= TASK STATEMENT =
Examine each line of the data. Copy those that contain the string "name".
◆ ◆ ◆ ◆ ◆ ◆ ◆
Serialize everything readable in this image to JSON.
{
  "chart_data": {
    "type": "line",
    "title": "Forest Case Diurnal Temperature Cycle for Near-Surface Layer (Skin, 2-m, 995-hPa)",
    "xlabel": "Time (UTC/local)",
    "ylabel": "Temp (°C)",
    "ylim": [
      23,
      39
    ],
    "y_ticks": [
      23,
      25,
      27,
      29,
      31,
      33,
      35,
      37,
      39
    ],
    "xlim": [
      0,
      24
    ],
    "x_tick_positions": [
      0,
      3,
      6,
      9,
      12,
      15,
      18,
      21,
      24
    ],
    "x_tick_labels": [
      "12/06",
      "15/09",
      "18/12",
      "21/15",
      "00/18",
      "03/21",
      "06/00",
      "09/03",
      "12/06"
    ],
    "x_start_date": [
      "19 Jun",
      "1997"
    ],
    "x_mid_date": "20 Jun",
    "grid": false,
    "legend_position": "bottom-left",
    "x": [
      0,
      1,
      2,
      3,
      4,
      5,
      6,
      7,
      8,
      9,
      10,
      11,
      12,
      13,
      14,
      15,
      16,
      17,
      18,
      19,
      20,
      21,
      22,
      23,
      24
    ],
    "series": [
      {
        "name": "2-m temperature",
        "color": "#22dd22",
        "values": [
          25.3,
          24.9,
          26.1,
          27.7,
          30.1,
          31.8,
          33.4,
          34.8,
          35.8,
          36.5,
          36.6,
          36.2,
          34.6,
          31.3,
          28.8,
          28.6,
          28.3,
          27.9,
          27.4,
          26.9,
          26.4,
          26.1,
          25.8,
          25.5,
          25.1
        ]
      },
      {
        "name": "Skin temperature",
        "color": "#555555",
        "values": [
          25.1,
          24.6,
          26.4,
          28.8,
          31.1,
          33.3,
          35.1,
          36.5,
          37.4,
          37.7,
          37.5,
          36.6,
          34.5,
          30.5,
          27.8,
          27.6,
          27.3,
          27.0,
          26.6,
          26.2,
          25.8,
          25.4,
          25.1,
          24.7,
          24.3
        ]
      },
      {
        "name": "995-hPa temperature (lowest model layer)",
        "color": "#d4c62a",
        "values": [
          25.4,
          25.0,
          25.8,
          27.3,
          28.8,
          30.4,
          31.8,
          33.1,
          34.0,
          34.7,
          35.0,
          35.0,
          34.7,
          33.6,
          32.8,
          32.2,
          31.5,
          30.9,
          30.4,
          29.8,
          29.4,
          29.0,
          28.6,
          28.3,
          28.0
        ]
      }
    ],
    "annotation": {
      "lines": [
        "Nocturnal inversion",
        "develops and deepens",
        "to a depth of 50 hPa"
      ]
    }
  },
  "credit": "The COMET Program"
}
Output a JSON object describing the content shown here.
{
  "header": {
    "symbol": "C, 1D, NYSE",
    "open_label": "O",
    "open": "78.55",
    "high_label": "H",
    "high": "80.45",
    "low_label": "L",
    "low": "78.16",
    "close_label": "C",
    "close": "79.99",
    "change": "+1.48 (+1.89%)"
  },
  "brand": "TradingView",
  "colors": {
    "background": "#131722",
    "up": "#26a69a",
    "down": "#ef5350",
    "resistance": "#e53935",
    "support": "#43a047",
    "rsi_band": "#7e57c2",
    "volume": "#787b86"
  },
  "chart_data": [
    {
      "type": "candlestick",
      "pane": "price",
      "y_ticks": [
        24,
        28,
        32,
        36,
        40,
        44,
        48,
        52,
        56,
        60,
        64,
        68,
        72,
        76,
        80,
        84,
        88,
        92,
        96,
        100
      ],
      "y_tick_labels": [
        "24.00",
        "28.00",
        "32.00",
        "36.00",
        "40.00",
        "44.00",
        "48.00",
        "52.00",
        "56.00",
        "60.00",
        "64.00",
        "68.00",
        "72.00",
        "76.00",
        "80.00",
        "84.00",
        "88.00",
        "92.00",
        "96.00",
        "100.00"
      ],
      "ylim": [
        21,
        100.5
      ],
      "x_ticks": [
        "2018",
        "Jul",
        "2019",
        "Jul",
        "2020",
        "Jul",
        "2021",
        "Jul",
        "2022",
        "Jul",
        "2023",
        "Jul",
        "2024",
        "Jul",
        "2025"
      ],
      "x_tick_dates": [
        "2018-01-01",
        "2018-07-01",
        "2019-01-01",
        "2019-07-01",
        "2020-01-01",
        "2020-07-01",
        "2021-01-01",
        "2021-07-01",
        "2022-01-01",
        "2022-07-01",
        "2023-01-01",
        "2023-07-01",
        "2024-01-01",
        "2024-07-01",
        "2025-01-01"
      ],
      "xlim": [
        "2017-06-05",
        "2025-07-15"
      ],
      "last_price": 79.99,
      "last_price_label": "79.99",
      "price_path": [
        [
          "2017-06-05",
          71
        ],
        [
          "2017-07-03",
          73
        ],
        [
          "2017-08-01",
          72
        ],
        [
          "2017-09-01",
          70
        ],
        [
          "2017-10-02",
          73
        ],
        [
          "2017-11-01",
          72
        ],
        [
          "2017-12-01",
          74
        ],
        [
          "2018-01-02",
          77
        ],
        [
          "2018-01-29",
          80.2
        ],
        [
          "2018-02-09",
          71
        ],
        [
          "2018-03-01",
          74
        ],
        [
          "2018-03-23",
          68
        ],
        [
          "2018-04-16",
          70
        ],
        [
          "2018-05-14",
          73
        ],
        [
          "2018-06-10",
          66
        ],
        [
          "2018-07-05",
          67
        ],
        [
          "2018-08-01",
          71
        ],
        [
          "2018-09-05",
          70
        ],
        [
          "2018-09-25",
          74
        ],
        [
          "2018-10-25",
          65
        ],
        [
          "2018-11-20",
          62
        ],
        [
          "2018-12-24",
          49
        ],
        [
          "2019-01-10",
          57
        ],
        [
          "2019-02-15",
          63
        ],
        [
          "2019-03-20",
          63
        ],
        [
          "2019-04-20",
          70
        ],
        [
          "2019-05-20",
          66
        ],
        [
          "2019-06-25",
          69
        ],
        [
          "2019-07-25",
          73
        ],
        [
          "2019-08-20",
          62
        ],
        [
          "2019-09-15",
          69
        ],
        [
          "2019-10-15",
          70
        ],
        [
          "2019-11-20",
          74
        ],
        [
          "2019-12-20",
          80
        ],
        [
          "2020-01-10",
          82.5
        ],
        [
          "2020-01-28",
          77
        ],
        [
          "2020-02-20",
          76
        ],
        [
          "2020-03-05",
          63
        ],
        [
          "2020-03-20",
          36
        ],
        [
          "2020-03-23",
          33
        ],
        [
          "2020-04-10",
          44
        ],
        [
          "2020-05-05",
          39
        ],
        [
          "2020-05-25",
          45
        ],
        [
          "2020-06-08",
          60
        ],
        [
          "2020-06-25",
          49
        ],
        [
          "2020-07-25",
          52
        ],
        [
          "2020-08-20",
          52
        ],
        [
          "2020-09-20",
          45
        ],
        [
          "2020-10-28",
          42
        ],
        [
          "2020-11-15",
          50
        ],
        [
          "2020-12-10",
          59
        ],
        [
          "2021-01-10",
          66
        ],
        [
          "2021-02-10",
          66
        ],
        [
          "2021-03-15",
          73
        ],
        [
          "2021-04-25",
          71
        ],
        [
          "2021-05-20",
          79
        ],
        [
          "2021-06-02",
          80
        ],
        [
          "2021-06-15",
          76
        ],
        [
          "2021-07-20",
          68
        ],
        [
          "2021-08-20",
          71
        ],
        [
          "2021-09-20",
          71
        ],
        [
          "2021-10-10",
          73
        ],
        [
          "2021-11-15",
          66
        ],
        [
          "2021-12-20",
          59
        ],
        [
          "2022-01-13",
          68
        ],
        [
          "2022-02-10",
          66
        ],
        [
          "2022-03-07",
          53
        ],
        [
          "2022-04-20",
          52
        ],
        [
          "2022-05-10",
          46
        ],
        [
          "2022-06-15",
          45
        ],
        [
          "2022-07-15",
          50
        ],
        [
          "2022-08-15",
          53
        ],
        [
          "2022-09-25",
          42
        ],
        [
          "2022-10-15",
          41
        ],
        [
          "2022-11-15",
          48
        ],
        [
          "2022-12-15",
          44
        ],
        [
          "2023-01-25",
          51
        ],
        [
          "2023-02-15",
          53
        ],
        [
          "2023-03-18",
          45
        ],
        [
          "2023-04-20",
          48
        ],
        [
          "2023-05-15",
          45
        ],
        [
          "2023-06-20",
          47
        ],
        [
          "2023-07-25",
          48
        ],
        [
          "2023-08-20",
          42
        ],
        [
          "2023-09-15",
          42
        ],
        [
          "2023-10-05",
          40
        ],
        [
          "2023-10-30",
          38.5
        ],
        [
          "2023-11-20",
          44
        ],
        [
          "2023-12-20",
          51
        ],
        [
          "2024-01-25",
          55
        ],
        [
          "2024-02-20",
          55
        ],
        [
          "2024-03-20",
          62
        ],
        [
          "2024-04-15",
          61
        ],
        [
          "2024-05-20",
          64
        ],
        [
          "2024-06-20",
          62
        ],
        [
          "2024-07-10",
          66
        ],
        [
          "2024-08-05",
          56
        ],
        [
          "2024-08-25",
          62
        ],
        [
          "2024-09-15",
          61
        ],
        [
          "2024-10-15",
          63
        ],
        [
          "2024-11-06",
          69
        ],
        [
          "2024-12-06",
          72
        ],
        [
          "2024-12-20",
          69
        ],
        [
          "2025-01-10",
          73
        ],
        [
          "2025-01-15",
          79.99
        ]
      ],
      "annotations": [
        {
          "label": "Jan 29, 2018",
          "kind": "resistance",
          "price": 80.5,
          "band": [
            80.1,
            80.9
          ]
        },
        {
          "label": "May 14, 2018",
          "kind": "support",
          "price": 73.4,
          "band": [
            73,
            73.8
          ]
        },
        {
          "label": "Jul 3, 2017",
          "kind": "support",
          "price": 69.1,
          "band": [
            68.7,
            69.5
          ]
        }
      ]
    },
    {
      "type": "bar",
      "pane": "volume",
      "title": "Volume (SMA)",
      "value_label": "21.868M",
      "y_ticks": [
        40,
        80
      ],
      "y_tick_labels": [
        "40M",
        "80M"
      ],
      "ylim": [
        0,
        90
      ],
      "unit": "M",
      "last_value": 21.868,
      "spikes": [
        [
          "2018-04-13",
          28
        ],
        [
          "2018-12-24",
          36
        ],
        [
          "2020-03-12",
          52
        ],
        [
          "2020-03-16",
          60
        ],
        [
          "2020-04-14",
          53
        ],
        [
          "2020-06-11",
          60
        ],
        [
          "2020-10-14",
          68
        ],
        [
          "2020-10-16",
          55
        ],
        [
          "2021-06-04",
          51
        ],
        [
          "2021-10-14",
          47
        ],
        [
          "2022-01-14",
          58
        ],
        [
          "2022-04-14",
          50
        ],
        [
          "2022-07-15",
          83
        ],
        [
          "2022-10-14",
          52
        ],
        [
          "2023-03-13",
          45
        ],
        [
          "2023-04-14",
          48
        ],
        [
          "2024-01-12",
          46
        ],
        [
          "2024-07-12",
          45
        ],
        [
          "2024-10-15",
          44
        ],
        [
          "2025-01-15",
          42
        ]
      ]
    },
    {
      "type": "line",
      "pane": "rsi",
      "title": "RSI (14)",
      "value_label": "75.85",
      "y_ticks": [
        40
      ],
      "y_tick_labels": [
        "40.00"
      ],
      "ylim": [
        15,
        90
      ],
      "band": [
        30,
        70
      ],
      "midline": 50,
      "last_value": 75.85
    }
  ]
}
◆ ◆ ◆ ◆ ◆ ◆ ◆
= EXERCISE OUTPUT =
        "name": "2-m temperature",
        "name": "Skin temperature",
        "name": "995-hPa temperature (lowest model layer)",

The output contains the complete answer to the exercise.